(Exercise) Which lines in the records below contain the word "screenshot"? Copy each of them.

>> START Entries

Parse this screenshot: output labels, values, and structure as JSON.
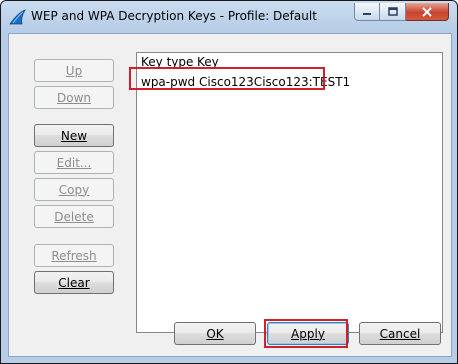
{
  "window": {
    "title": "WEP and WPA Decryption Keys - Profile: Default"
  },
  "side_buttons": {
    "up": "Up",
    "down": "Down",
    "new": "New",
    "edit": "Edit...",
    "copy": "Copy",
    "delete": "Delete",
    "refresh": "Refresh",
    "clear": "Clear"
  },
  "list": {
    "columns": [
      "Key type",
      "Key"
    ],
    "rows": [
      {
        "key_type": "wpa-pwd",
        "key": "Cisco123Cisco123:TEST1"
      }
    ]
  },
  "footer": {
    "ok": "OK",
    "apply": "Apply",
    "cancel": "Cancel"
  },
  "colors": {
    "highlight": "#d21f2b",
    "accent": "#3c7fb1"
  }
}
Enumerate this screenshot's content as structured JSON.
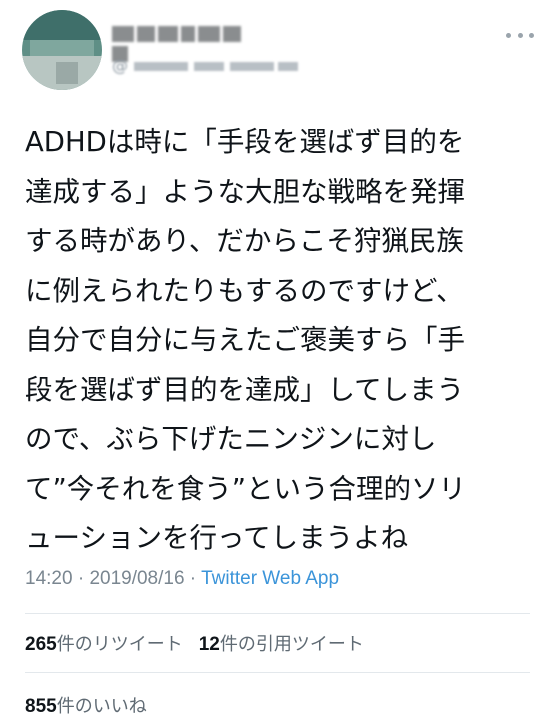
{
  "tweet": {
    "lines": [
      "ADHDは時に「手段を選ばず目的を",
      "達成する」ような大胆な戦略を発揮",
      "する時があり、だからこそ狩猟民族",
      "に例えられたりもするのですけど、",
      "自分で自分に与えたご褒美すら「手",
      "段を選ばず目的を達成」してしまう",
      "ので、ぶら下げたニンジンに対し",
      "て”今それを食う”という合理的ソリ",
      "ューションを行ってしまうよね"
    ],
    "time": "14:20",
    "separator": " · ",
    "date": "2019/08/16",
    "source": "Twitter Web App"
  },
  "stats": {
    "retweets_count": "265",
    "retweets_label": "件のリツイート",
    "quotes_count": "12",
    "quotes_label": "件の引用ツイート",
    "likes_count": "855",
    "likes_label": "件のいいね"
  },
  "icons": {
    "more": "more-horizontal-icon"
  },
  "colors": {
    "text": "#0f1419",
    "meta": "#7a8690",
    "link": "#3b94d9",
    "divider": "#e3e8ec"
  }
}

>> END Entries

(Task response)
Parse this screenshot: output labels, values, and structure as JSON.
Enumerate this screenshot's content as structured JSON.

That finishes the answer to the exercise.